* _To do_
Skip the pictures. Transcribe the rest of the data below without changing a word.

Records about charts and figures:
▬▬▬▬▬▬

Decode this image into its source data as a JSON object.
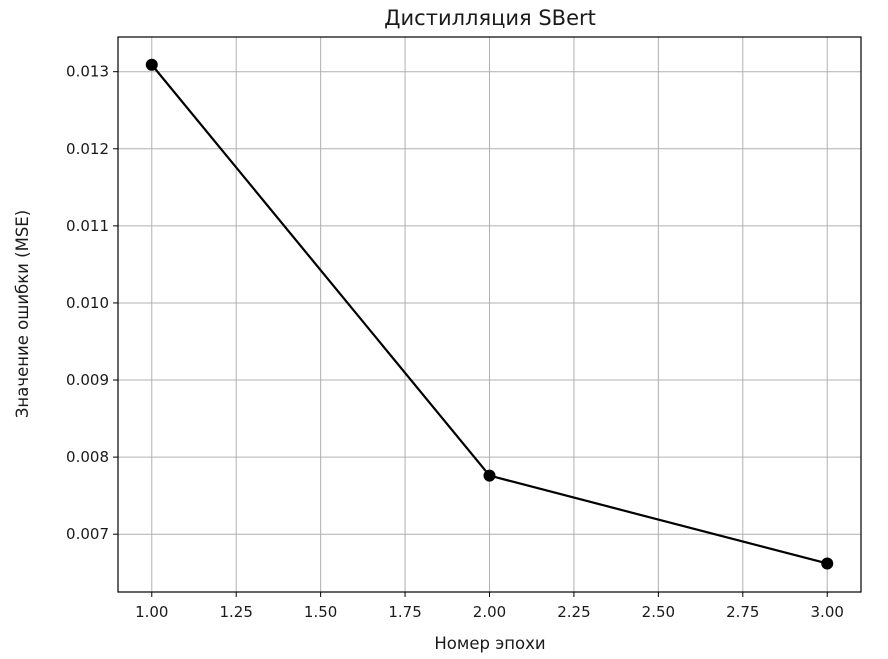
{
  "chart_data": {
    "type": "line",
    "title": "Дистилляция SBert",
    "xlabel": "Номер эпохи",
    "ylabel": "Значение ошибки (MSE)",
    "xlim": [
      0.9,
      3.1
    ],
    "ylim": [
      0.00625,
      0.01345
    ],
    "xticks": [
      1.0,
      1.25,
      1.5,
      1.75,
      2.0,
      2.25,
      2.5,
      2.75,
      3.0
    ],
    "xtick_labels": [
      "1.00",
      "1.25",
      "1.50",
      "1.75",
      "2.00",
      "2.25",
      "2.50",
      "2.75",
      "3.00"
    ],
    "yticks": [
      0.007,
      0.008,
      0.009,
      0.01,
      0.011,
      0.012,
      0.013
    ],
    "ytick_labels": [
      "0.007",
      "0.008",
      "0.009",
      "0.010",
      "0.011",
      "0.012",
      "0.013"
    ],
    "grid": true,
    "series": [
      {
        "x": [
          1,
          2,
          3
        ],
        "y": [
          0.01309,
          0.00776,
          0.00662
        ],
        "color": "#000000",
        "marker": "circle"
      }
    ]
  }
}
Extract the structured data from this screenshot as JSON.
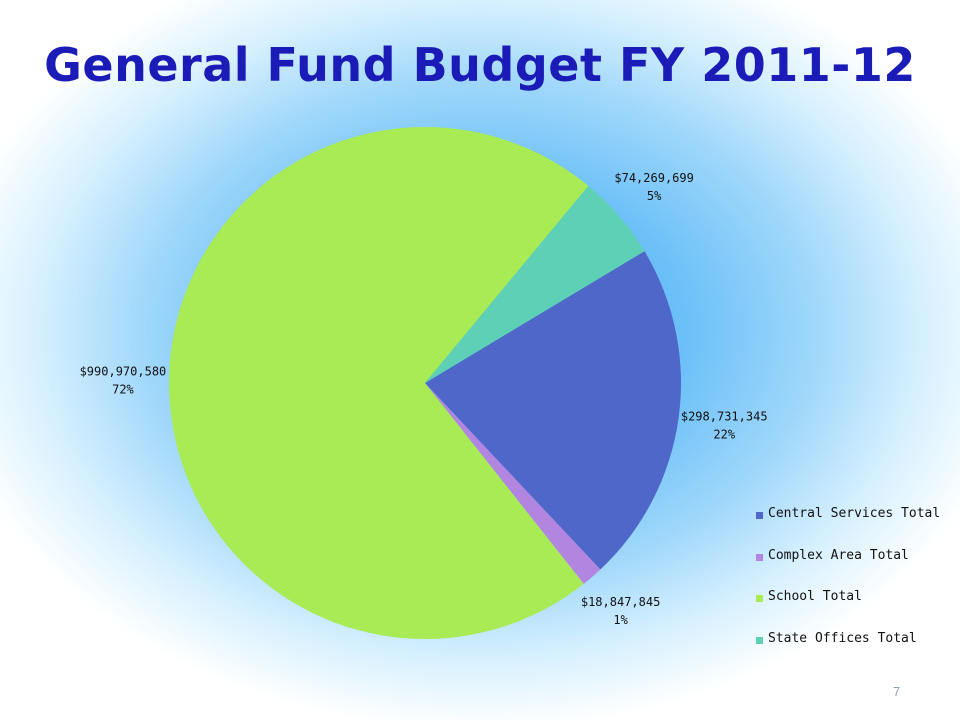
{
  "slide": {
    "title": "General Fund Budget FY 2011-12",
    "page_number": "7"
  },
  "chart_data": {
    "type": "pie",
    "title": "",
    "slices": [
      {
        "name": "Central Services Total",
        "value": 298731345,
        "value_label": "$298,731,345",
        "percent_label": "22%",
        "color": "#4f67c8"
      },
      {
        "name": "Complex Area Total",
        "value": 18847845,
        "value_label": "$18,847,845",
        "percent_label": "1%",
        "color": "#b285e0"
      },
      {
        "name": "School Total",
        "value": 990970580,
        "value_label": "$990,970,580",
        "percent_label": "72%",
        "color": "#a8eb55"
      },
      {
        "name": "State Offices Total",
        "value": 74269699,
        "value_label": "$74,269,699",
        "percent_label": "5%",
        "color": "#5ed0b5"
      }
    ],
    "legend_position": "bottom-right"
  }
}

▬▬▬▬▬▬

* _Task result_
Decode this image into its source data as a JSON object.
{
  "chart_data": {
    "type": "line",
    "title": "Дистилляция SBert",
    "xlabel": "Номер эпохи",
    "ylabel": "Значение ошибки (MSE)",
    "xlim": [
      0.9,
      3.1
    ],
    "ylim": [
      0.00625,
      0.01345
    ],
    "xticks": [
      1.0,
      1.25,
      1.5,
      1.75,
      2.0,
      2.25,
      2.5,
      2.75,
      3.0
    ],
    "xtick_labels": [
      "1.00",
      "1.25",
      "1.50",
      "1.75",
      "2.00",
      "2.25",
      "2.50",
      "2.75",
      "3.00"
    ],
    "yticks": [
      0.007,
      0.008,
      0.009,
      0.01,
      0.011,
      0.012,
      0.013
    ],
    "ytick_labels": [
      "0.007",
      "0.008",
      "0.009",
      "0.010",
      "0.011",
      "0.012",
      "0.013"
    ],
    "grid": true,
    "series": [
      {
        "x": [
          1,
          2,
          3
        ],
        "y": [
          0.01309,
          0.00776,
          0.00662
        ],
        "color": "#000000",
        "marker": "circle"
      }
    ]
  }
}
Extract the structured data from this screenshot as JSON.
{
  "slide": {
    "title": "General Fund Budget FY 2011-12",
    "page_number": "7"
  },
  "chart_data": {
    "type": "pie",
    "title": "",
    "slices": [
      {
        "name": "Central Services Total",
        "value": 298731345,
        "value_label": "$298,731,345",
        "percent_label": "22%",
        "color": "#4f67c8"
      },
      {
        "name": "Complex Area Total",
        "value": 18847845,
        "value_label": "$18,847,845",
        "percent_label": "1%",
        "color": "#b285e0"
      },
      {
        "name": "School Total",
        "value": 990970580,
        "value_label": "$990,970,580",
        "percent_label": "72%",
        "color": "#a8eb55"
      },
      {
        "name": "State Offices Total",
        "value": 74269699,
        "value_label": "$74,269,699",
        "percent_label": "5%",
        "color": "#5ed0b5"
      }
    ],
    "legend_position": "bottom-right"
  }
}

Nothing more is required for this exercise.